▶ EXERCISE OBJECTIVE: Report the number of lines that hold the string "into". Leave out any other text.

[Entries with figure data]
----------
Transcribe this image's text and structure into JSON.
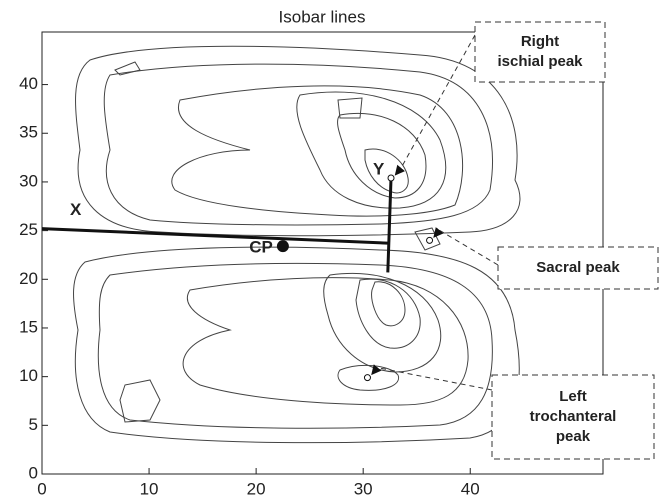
{
  "chart_data": {
    "type": "scatter",
    "title": "Isobar lines",
    "xlim": [
      0,
      52.4
    ],
    "ylim": [
      0,
      45.4
    ],
    "xticks": [
      0,
      10,
      20,
      30,
      40
    ],
    "yticks": [
      0,
      5,
      10,
      15,
      20,
      25,
      30,
      35,
      40
    ],
    "axis_lines": [
      {
        "name": "X",
        "x": [
          0,
          32.5
        ],
        "y": [
          25.2,
          23.7
        ]
      },
      {
        "name": "Y",
        "x": [
          32.6,
          32.3
        ],
        "y": [
          30.4,
          20.7
        ]
      }
    ],
    "center": {
      "name": "CP",
      "x": 22.5,
      "y": 23.4
    },
    "peaks": [
      {
        "lines": [
          "Right",
          "ischial peak"
        ],
        "x": 32.6,
        "y": 30.4
      },
      {
        "lines": [
          "Sacral peak"
        ],
        "x": 36.2,
        "y": 24.0
      },
      {
        "lines": [
          "Left",
          "trochanteral",
          "peak"
        ],
        "x": 30.4,
        "y": 9.9
      }
    ]
  }
}
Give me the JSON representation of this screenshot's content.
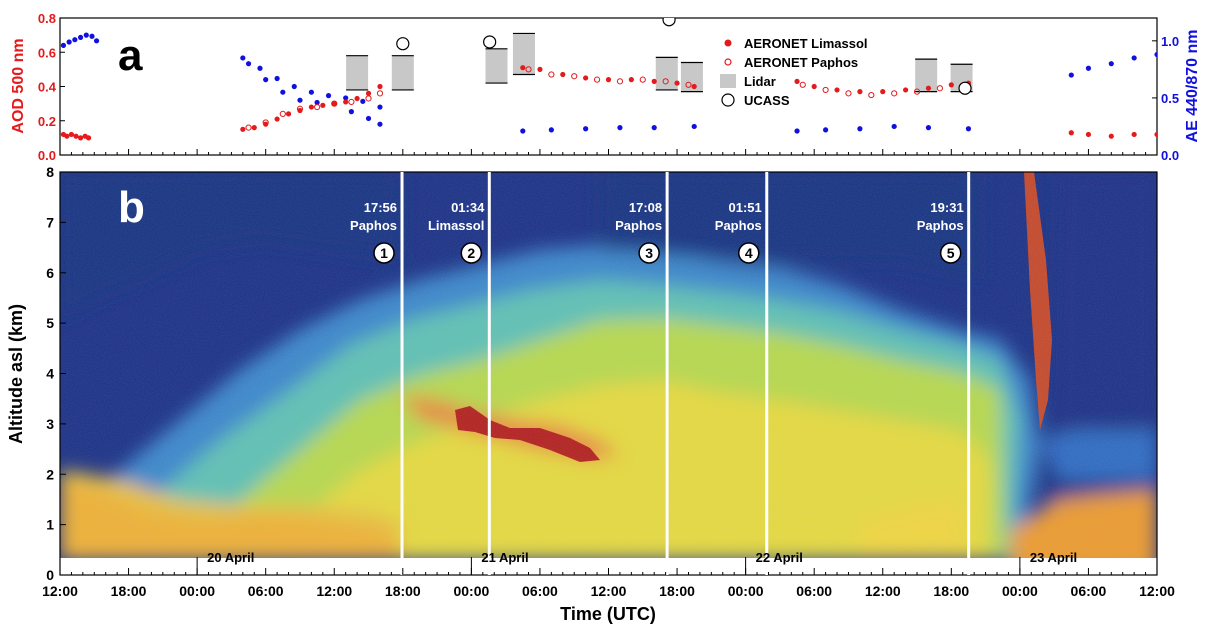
{
  "chart_data": [
    {
      "panel_label": "a",
      "type": "scatter",
      "xlabel": "",
      "ylabel_left": "AOD 500 nm",
      "ylabel_right": "AE 440/870 nm",
      "ylim_left": [
        0,
        0.8
      ],
      "ylim_right": [
        0,
        1.2
      ],
      "y_ticks_left": [
        "0.0",
        "0.2",
        "0.4",
        "0.6",
        "0.8"
      ],
      "y_ticks_right": [
        "0.0",
        "0.5",
        "1.0"
      ],
      "colors": {
        "aod": "#e41a1c",
        "ae": "#1010e0",
        "lidar": "#c8c8c8"
      },
      "legend_position": "top-center",
      "legend": [
        "AERONET Limassol",
        "AERONET Paphos",
        "Lidar",
        "UCASS"
      ],
      "aod_series": [
        {
          "name": "AERONET Limassol",
          "x": [
            0.3,
            0.6,
            1.0,
            1.4,
            1.8,
            2.2,
            2.5
          ],
          "y": [
            0.12,
            0.11,
            0.12,
            0.11,
            0.1,
            0.11,
            0.1
          ]
        },
        {
          "name": "AERONET Limassol",
          "x": [
            16.0,
            17.0,
            18.0,
            19.0,
            20.0,
            21.0,
            22.0,
            23.0,
            24.0,
            25.0,
            26.0,
            27.0,
            28.0
          ],
          "y": [
            0.15,
            0.16,
            0.18,
            0.21,
            0.24,
            0.26,
            0.28,
            0.29,
            0.3,
            0.31,
            0.33,
            0.36,
            0.4
          ]
        },
        {
          "name": "AERONET Paphos",
          "x": [
            16.5,
            18.0,
            19.5,
            21.0,
            22.5,
            24.0,
            25.5,
            27.0,
            28.0
          ],
          "y": [
            0.16,
            0.19,
            0.24,
            0.27,
            0.28,
            0.3,
            0.31,
            0.33,
            0.36
          ]
        },
        {
          "name": "AERONET Limassol",
          "x": [
            40.5,
            42.0,
            44.0,
            46.0,
            48.0,
            50.0,
            52.0,
            54.0,
            55.5
          ],
          "y": [
            0.51,
            0.5,
            0.47,
            0.45,
            0.44,
            0.44,
            0.43,
            0.42,
            0.4
          ]
        },
        {
          "name": "AERONET Paphos",
          "x": [
            41.0,
            43.0,
            45.0,
            47.0,
            49.0,
            51.0,
            53.0,
            55.0
          ],
          "y": [
            0.5,
            0.47,
            0.46,
            0.44,
            0.43,
            0.44,
            0.43,
            0.41
          ]
        },
        {
          "name": "AERONET Limassol",
          "x": [
            64.5,
            66.0,
            68.0,
            70.0,
            72.0,
            74.0,
            76.0,
            78.0,
            79.5
          ],
          "y": [
            0.43,
            0.4,
            0.38,
            0.37,
            0.37,
            0.38,
            0.39,
            0.41,
            0.42
          ]
        },
        {
          "name": "AERONET Paphos",
          "x": [
            65.0,
            67.0,
            69.0,
            71.0,
            73.0,
            75.0,
            77.0,
            79.0
          ],
          "y": [
            0.41,
            0.38,
            0.36,
            0.35,
            0.36,
            0.37,
            0.39,
            0.4
          ]
        },
        {
          "name": "AERONET Limassol",
          "x": [
            88.5,
            90.0,
            92.0,
            94.0,
            96.0,
            98.0,
            99.8
          ],
          "y": [
            0.13,
            0.12,
            0.11,
            0.12,
            0.12,
            0.13,
            0.14
          ]
        }
      ],
      "ae_series": [
        {
          "x": [
            0.3,
            0.8,
            1.3,
            1.8,
            2.3,
            2.8,
            3.2
          ],
          "y": [
            0.96,
            0.99,
            1.01,
            1.03,
            1.05,
            1.04,
            1.0
          ]
        },
        {
          "x": [
            16.0,
            17.5,
            19.0,
            20.5,
            22.0,
            23.5,
            25.0,
            26.5,
            28.0
          ],
          "y": [
            0.85,
            0.76,
            0.67,
            0.6,
            0.55,
            0.52,
            0.5,
            0.47,
            0.42
          ]
        },
        {
          "x": [
            16.5,
            18.0,
            19.5,
            21.0,
            22.5,
            24.0,
            25.5,
            27.0,
            28.0
          ],
          "y": [
            0.8,
            0.66,
            0.55,
            0.48,
            0.46,
            0.45,
            0.38,
            0.32,
            0.27
          ]
        },
        {
          "x": [
            40.5,
            43.0,
            46.0,
            49.0,
            52.0,
            55.5
          ],
          "y": [
            0.21,
            0.22,
            0.23,
            0.24,
            0.24,
            0.25
          ]
        },
        {
          "x": [
            64.5,
            67.0,
            70.0,
            73.0,
            76.0,
            79.5
          ],
          "y": [
            0.21,
            0.22,
            0.23,
            0.25,
            0.24,
            0.23
          ]
        },
        {
          "x": [
            88.5,
            90.0,
            92.0,
            94.0,
            96.0,
            98.0,
            99.8
          ],
          "y": [
            0.7,
            0.76,
            0.8,
            0.85,
            0.88,
            0.92,
            0.96
          ]
        }
      ],
      "lidar_bars": [
        {
          "x": 26.0,
          "low": 0.38,
          "high": 0.58
        },
        {
          "x": 30.0,
          "low": 0.38,
          "high": 0.58
        },
        {
          "x": 38.2,
          "low": 0.42,
          "high": 0.62
        },
        {
          "x": 40.6,
          "low": 0.47,
          "high": 0.71
        },
        {
          "x": 53.1,
          "low": 0.38,
          "high": 0.57
        },
        {
          "x": 55.3,
          "low": 0.37,
          "high": 0.54
        },
        {
          "x": 75.8,
          "low": 0.37,
          "high": 0.56
        },
        {
          "x": 78.9,
          "low": 0.37,
          "high": 0.53
        }
      ],
      "ucass_points": [
        {
          "x": 30.0,
          "y": 0.65
        },
        {
          "x": 37.6,
          "y": 0.66
        },
        {
          "x": 53.3,
          "y": 0.79
        },
        {
          "x": 79.2,
          "y": 0.39
        }
      ]
    },
    {
      "panel_label": "b",
      "type": "heatmap",
      "xlabel": "Time (UTC)",
      "ylabel": "Altitude asl (km)",
      "ylim": [
        0,
        8
      ],
      "xlim_hours_from_noon_19_april": [
        0,
        96
      ],
      "x_tick_labels": [
        "12:00",
        "18:00",
        "00:00",
        "06:00",
        "12:00",
        "18:00",
        "00:00",
        "06:00",
        "12:00",
        "18:00",
        "00:00",
        "06:00",
        "12:00",
        "18:00",
        "00:00",
        "06:00",
        "12:00"
      ],
      "y_tick_labels": [
        "0",
        "1",
        "2",
        "3",
        "4",
        "5",
        "6",
        "7",
        "8"
      ],
      "day_labels": [
        "20 April",
        "21 April",
        "22 April",
        "23 April"
      ],
      "events": [
        {
          "number": "1",
          "time": "17:56",
          "place": "Paphos",
          "hour": 29.93
        },
        {
          "number": "2",
          "time": "01:34",
          "place": "Limassol",
          "hour": 37.57
        },
        {
          "number": "3",
          "time": "17:08",
          "place": "Paphos",
          "hour": 53.13
        },
        {
          "number": "4",
          "time": "01:51",
          "place": "Paphos",
          "hour": 61.85
        },
        {
          "number": "5",
          "time": "19:31",
          "place": "Paphos",
          "hour": 79.52
        }
      ]
    }
  ]
}
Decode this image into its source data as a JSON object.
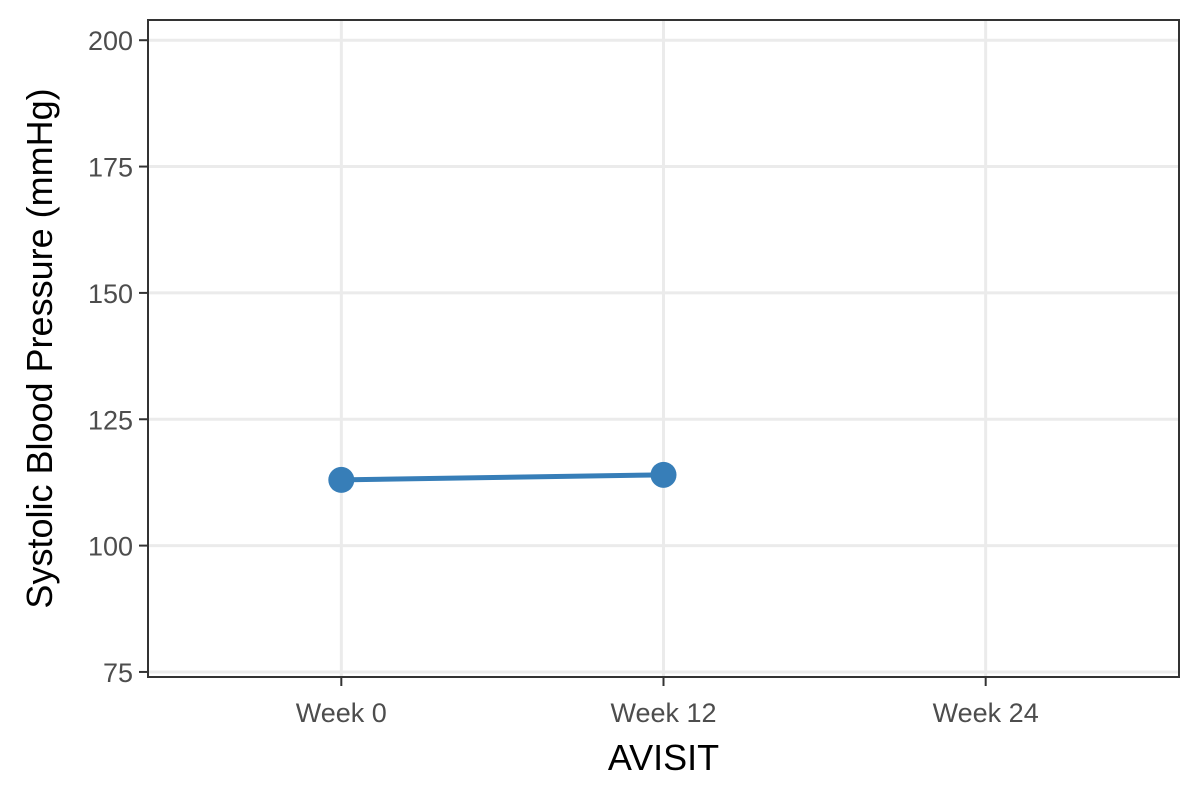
{
  "chart_data": {
    "type": "line",
    "xlabel": "AVISIT",
    "ylabel": "Systolic Blood Pressure (mmHg)",
    "categories": [
      "Week 0",
      "Week 12",
      "Week 24"
    ],
    "ylim": [
      75,
      200
    ],
    "yticks": [
      75,
      100,
      125,
      150,
      175,
      200
    ],
    "series": [
      {
        "x": [
          "Week 0",
          "Week 12"
        ],
        "values": [
          113,
          114
        ],
        "color": "#377eb8"
      }
    ],
    "grid": true,
    "legend": "none"
  }
}
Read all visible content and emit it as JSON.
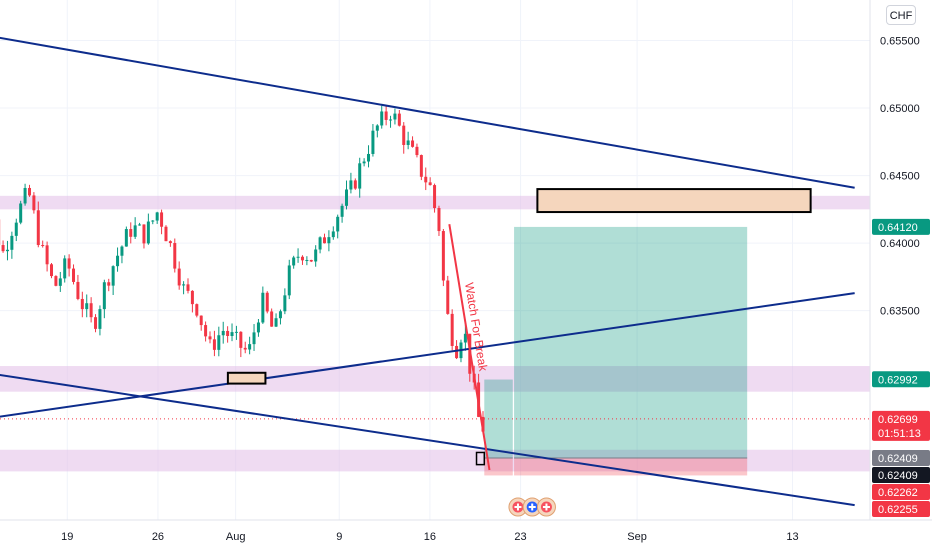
{
  "currency": "CHF",
  "chart_data": {
    "type": "candlestick",
    "ylim": [
      0.6195,
      0.658
    ],
    "y_ticks": [
      0.655,
      0.65,
      0.645,
      0.64,
      0.635
    ],
    "y_tick_labels": [
      "0.65500",
      "0.65000",
      "0.64500",
      "0.64000",
      "0.63500"
    ],
    "x_ticks": [
      {
        "day": 19,
        "label": "19"
      },
      {
        "day": 26,
        "label": "26"
      },
      {
        "day": 32,
        "label": "Aug"
      },
      {
        "day": 40,
        "label": "9"
      },
      {
        "day": 47,
        "label": "16"
      },
      {
        "day": 54,
        "label": "23"
      },
      {
        "day": 63,
        "label": "Sep"
      },
      {
        "day": 75,
        "label": "13"
      }
    ],
    "price_tags": [
      {
        "value": 0.6412,
        "label": "0.64120",
        "color": "#089981",
        "text_color": "#ffffff"
      },
      {
        "value": 0.62992,
        "label": "0.62992",
        "color": "#089981",
        "text_color": "#ffffff"
      },
      {
        "value": 0.62699,
        "label": "0.62699",
        "sublabel": "01:51:13",
        "color": "#f23645",
        "text_color": "#ffffff"
      },
      {
        "value": 0.62409,
        "label": "0.62409",
        "color": "#787b86",
        "text_color": "#ffffff"
      },
      {
        "value": 0.62409,
        "label": "0.62409",
        "color": "#131722",
        "text_color": "#ffffff",
        "stack": true
      },
      {
        "value": 0.62262,
        "label": "0.62262",
        "color": "#f23645",
        "text_color": "#ffffff"
      },
      {
        "value": 0.62255,
        "label": "0.62255",
        "color": "#f23645",
        "text_color": "#ffffff"
      }
    ],
    "zones": [
      {
        "y1": 0.6435,
        "y2": 0.6425,
        "color": "#e1bee7"
      },
      {
        "y1": 0.6309,
        "y2": 0.629,
        "color": "#e1bee7"
      },
      {
        "y1": 0.6247,
        "y2": 0.6231,
        "color": "#e1bee7"
      }
    ],
    "trend_lines": [
      {
        "p1": [
          12.0,
          0.6555
        ],
        "p2": [
          79.8,
          0.6441
        ],
        "color": "#0d2c8c"
      },
      {
        "p1": [
          12.0,
          0.6269
        ],
        "p2": [
          79.8,
          0.6363
        ],
        "color": "#0d2c8c"
      },
      {
        "p1": [
          12.0,
          0.6305
        ],
        "p2": [
          79.8,
          0.6206
        ],
        "color": "#0d2c8c"
      }
    ],
    "annotation": {
      "text": "Watch For Break",
      "p1": [
        48.5,
        0.6414
      ],
      "p2": [
        51.6,
        0.6232
      ],
      "color": "#f23645"
    },
    "supply_box": {
      "x1": 55.3,
      "x2": 76.4,
      "y1": 0.644,
      "y2": 0.6423
    },
    "entry_box": {
      "x1": 31.4,
      "x2": 34.3,
      "y1": 0.6304,
      "y2": 0.6296
    },
    "small_box": {
      "x1": 50.6,
      "x2": 51.2,
      "y1": 0.6245,
      "y2": 0.6236
    },
    "position_long": {
      "x1": 53.5,
      "x2": 71.5,
      "entry": 0.62409,
      "target": 0.6412,
      "stop": 0.6228
    },
    "position_small": {
      "x1": 51.2,
      "x2": 53.4,
      "entry": 0.62409,
      "target": 0.6299,
      "stop": 0.6228
    },
    "current_price": 0.62699,
    "candle_path": [
      [
        12,
        0.6397
      ],
      [
        13,
        0.6428
      ],
      [
        14,
        0.6392
      ],
      [
        15,
        0.6419
      ],
      [
        16,
        0.6438
      ],
      [
        17,
        0.6395
      ],
      [
        18,
        0.6367
      ],
      [
        19,
        0.6385
      ],
      [
        20,
        0.6358
      ],
      [
        21,
        0.6338
      ],
      [
        22,
        0.6372
      ],
      [
        23,
        0.6394
      ],
      [
        24,
        0.6412
      ],
      [
        25,
        0.6406
      ],
      [
        26,
        0.6424
      ],
      [
        27,
        0.6397
      ],
      [
        28,
        0.6365
      ],
      [
        29,
        0.6353
      ],
      [
        30,
        0.6322
      ],
      [
        31,
        0.6336
      ],
      [
        32,
        0.6327
      ],
      [
        33,
        0.6318
      ],
      [
        34,
        0.6358
      ],
      [
        35,
        0.6332
      ],
      [
        36,
        0.6374
      ],
      [
        37,
        0.6395
      ],
      [
        38,
        0.6388
      ],
      [
        39,
        0.6407
      ],
      [
        40,
        0.6424
      ],
      [
        41,
        0.6441
      ],
      [
        42,
        0.6466
      ],
      [
        43,
        0.6487
      ],
      [
        44,
        0.6498
      ],
      [
        45,
        0.6478
      ],
      [
        46,
        0.6459
      ],
      [
        47,
        0.6442
      ],
      [
        47.7,
        0.6412
      ],
      [
        48.2,
        0.6352
      ],
      [
        49,
        0.6321
      ],
      [
        49.6,
        0.6339
      ],
      [
        50.2,
        0.6301
      ],
      [
        50.8,
        0.6268
      ],
      [
        51.2,
        0.6262
      ]
    ],
    "event_icons": [
      {
        "day": 53.8,
        "color": "#f7525f"
      },
      {
        "day": 54.9,
        "color": "#2962ff"
      },
      {
        "day": 56.0,
        "color": "#f7525f"
      }
    ]
  }
}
----------
▶ FINISHED EXERCISE: 2